**REQUEST:**
Gather all lines in the data that hold the string "Year".

**Items from a figure collection:**
########################################
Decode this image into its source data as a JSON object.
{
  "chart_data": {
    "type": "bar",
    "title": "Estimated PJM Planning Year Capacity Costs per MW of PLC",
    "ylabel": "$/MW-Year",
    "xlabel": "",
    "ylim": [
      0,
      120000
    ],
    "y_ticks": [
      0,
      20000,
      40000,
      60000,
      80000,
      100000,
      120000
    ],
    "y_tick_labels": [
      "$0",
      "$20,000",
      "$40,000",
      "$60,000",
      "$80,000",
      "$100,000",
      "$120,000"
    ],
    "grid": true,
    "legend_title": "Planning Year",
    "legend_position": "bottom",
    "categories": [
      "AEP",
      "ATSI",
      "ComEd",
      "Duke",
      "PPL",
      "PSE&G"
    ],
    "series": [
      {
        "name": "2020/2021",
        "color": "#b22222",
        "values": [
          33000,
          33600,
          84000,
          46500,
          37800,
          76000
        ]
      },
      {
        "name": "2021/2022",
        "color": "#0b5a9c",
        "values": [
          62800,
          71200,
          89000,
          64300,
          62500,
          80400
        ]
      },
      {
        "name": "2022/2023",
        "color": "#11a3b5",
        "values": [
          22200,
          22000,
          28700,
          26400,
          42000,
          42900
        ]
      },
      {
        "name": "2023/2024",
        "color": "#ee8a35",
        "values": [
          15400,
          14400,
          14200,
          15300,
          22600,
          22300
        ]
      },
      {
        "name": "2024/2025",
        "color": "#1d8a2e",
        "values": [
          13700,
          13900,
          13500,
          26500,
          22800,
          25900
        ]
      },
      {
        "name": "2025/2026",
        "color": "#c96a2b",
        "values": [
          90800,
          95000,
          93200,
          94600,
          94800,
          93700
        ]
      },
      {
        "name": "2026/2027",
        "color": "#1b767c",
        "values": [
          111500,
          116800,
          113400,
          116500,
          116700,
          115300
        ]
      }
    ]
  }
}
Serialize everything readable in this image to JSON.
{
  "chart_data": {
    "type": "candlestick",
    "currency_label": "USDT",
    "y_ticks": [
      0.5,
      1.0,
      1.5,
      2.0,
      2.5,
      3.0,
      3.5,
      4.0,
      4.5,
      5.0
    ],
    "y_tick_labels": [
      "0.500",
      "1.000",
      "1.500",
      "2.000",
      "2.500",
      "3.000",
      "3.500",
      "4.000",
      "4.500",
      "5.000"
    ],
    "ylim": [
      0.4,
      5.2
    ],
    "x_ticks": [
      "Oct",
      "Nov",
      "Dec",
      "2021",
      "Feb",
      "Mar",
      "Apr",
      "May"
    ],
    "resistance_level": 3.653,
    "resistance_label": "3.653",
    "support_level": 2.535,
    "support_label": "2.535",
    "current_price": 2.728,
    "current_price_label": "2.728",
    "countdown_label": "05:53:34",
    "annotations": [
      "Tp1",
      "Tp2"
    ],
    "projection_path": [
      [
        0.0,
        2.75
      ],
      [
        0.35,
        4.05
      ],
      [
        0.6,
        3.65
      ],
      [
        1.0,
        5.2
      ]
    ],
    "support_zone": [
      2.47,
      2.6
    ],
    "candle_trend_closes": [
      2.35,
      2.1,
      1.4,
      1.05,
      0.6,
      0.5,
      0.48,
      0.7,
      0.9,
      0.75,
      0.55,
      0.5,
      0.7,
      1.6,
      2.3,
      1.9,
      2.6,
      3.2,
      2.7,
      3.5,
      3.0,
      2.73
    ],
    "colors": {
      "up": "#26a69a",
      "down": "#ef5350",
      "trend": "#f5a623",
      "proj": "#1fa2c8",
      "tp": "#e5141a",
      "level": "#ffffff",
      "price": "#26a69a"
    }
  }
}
########################################
**TASK ANSWER:**
    "title": "Estimated PJM Planning Year Capacity Costs per MW of PLC",
    "ylabel": "$/MW-Year",
    "legend_title": "Planning Year",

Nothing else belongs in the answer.